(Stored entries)
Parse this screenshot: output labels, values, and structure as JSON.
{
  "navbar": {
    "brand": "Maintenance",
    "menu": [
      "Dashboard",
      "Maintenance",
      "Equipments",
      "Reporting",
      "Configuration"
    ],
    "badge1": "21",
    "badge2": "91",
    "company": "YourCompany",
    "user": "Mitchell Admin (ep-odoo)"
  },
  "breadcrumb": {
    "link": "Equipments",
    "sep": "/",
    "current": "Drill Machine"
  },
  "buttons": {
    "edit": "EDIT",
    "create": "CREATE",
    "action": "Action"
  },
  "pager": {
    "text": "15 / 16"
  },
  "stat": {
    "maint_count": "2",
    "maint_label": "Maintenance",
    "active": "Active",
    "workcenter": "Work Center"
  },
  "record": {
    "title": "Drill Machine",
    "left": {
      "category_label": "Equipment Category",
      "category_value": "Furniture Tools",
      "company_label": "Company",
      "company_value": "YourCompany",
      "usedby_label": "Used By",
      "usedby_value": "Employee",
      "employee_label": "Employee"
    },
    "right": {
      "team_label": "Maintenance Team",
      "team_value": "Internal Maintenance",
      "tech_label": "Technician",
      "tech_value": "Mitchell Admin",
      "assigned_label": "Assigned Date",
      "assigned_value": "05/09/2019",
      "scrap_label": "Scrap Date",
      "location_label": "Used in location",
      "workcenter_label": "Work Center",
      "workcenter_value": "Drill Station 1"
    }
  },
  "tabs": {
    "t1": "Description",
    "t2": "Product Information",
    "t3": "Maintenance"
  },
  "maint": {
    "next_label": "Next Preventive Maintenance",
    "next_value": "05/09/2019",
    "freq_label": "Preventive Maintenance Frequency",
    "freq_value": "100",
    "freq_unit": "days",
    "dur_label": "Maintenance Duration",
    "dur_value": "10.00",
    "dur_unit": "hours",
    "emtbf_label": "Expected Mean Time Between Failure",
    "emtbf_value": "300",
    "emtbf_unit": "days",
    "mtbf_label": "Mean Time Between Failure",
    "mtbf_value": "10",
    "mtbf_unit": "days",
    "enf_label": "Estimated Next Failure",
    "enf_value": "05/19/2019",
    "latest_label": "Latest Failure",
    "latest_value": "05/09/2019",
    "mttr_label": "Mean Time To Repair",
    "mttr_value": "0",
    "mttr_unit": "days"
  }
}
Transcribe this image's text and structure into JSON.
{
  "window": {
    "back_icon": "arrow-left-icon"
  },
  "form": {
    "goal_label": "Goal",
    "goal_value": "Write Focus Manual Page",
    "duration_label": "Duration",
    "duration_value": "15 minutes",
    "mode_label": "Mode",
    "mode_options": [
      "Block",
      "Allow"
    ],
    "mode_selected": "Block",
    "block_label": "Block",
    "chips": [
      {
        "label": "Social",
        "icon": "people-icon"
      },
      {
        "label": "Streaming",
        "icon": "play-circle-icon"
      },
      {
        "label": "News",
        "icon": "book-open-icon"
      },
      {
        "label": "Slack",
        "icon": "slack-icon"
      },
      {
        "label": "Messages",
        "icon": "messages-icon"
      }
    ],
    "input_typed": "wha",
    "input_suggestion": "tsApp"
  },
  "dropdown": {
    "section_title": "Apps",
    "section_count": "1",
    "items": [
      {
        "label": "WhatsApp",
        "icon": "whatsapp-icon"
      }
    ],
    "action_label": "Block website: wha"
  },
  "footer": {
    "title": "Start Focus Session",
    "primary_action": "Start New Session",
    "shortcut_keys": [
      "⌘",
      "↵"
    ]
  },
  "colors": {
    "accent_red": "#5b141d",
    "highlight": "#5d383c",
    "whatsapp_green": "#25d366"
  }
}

■ GOAL ■
Print the material verbatim, all of it.

■ COMPLETE ANSWER ■
Parse this screenshot: output labels, values, and structure as JSON.
{
  "navbar": {
    "brand": "Maintenance",
    "menu": [
      "Dashboard",
      "Maintenance",
      "Equipments",
      "Reporting",
      "Configuration"
    ],
    "badge1": "21",
    "badge2": "91",
    "company": "YourCompany",
    "user": "Mitchell Admin (ep-odoo)"
  },
  "breadcrumb": {
    "link": "Equipments",
    "sep": "/",
    "current": "Drill Machine"
  },
  "buttons": {
    "edit": "EDIT",
    "create": "CREATE",
    "action": "Action"
  },
  "pager": {
    "text": "15 / 16"
  },
  "stat": {
    "maint_count": "2",
    "maint_label": "Maintenance",
    "active": "Active",
    "workcenter": "Work Center"
  },
  "record": {
    "title": "Drill Machine",
    "left": {
      "category_label": "Equipment Category",
      "category_value": "Furniture Tools",
      "company_label": "Company",
      "company_value": "YourCompany",
      "usedby_label": "Used By",
      "usedby_value": "Employee",
      "employee_label": "Employee"
    },
    "right": {
      "team_label": "Maintenance Team",
      "team_value": "Internal Maintenance",
      "tech_label": "Technician",
      "tech_value": "Mitchell Admin",
      "assigned_label": "Assigned Date",
      "assigned_value": "05/09/2019",
      "scrap_label": "Scrap Date",
      "location_label": "Used in location",
      "workcenter_label": "Work Center",
      "workcenter_value": "Drill Station 1"
    }
  },
  "tabs": {
    "t1": "Description",
    "t2": "Product Information",
    "t3": "Maintenance"
  },
  "maint": {
    "next_label": "Next Preventive Maintenance",
    "next_value": "05/09/2019",
    "freq_label": "Preventive Maintenance Frequency",
    "freq_value": "100",
    "freq_unit": "days",
    "dur_label": "Maintenance Duration",
    "dur_value": "10.00",
    "dur_unit": "hours",
    "emtbf_label": "Expected Mean Time Between Failure",
    "emtbf_value": "300",
    "emtbf_unit": "days",
    "mtbf_label": "Mean Time Between Failure",
    "mtbf_value": "10",
    "mtbf_unit": "days",
    "enf_label": "Estimated Next Failure",
    "enf_value": "05/19/2019",
    "latest_label": "Latest Failure",
    "latest_value": "05/09/2019",
    "mttr_label": "Mean Time To Repair",
    "mttr_value": "0",
    "mttr_unit": "days"
  }
}
Transcribe this image's text and structure into JSON.
{
  "window": {
    "back_icon": "arrow-left-icon"
  },
  "form": {
    "goal_label": "Goal",
    "goal_value": "Write Focus Manual Page",
    "duration_label": "Duration",
    "duration_value": "15 minutes",
    "mode_label": "Mode",
    "mode_options": [
      "Block",
      "Allow"
    ],
    "mode_selected": "Block",
    "block_label": "Block",
    "chips": [
      {
        "label": "Social",
        "icon": "people-icon"
      },
      {
        "label": "Streaming",
        "icon": "play-circle-icon"
      },
      {
        "label": "News",
        "icon": "book-open-icon"
      },
      {
        "label": "Slack",
        "icon": "slack-icon"
      },
      {
        "label": "Messages",
        "icon": "messages-icon"
      }
    ],
    "input_typed": "wha",
    "input_suggestion": "tsApp"
  },
  "dropdown": {
    "section_title": "Apps",
    "section_count": "1",
    "items": [
      {
        "label": "WhatsApp",
        "icon": "whatsapp-icon"
      }
    ],
    "action_label": "Block website: wha"
  },
  "footer": {
    "title": "Start Focus Session",
    "primary_action": "Start New Session",
    "shortcut_keys": [
      "⌘",
      "↵"
    ]
  },
  "colors": {
    "accent_red": "#5b141d",
    "highlight": "#5d383c",
    "whatsapp_green": "#25d366"
  }
}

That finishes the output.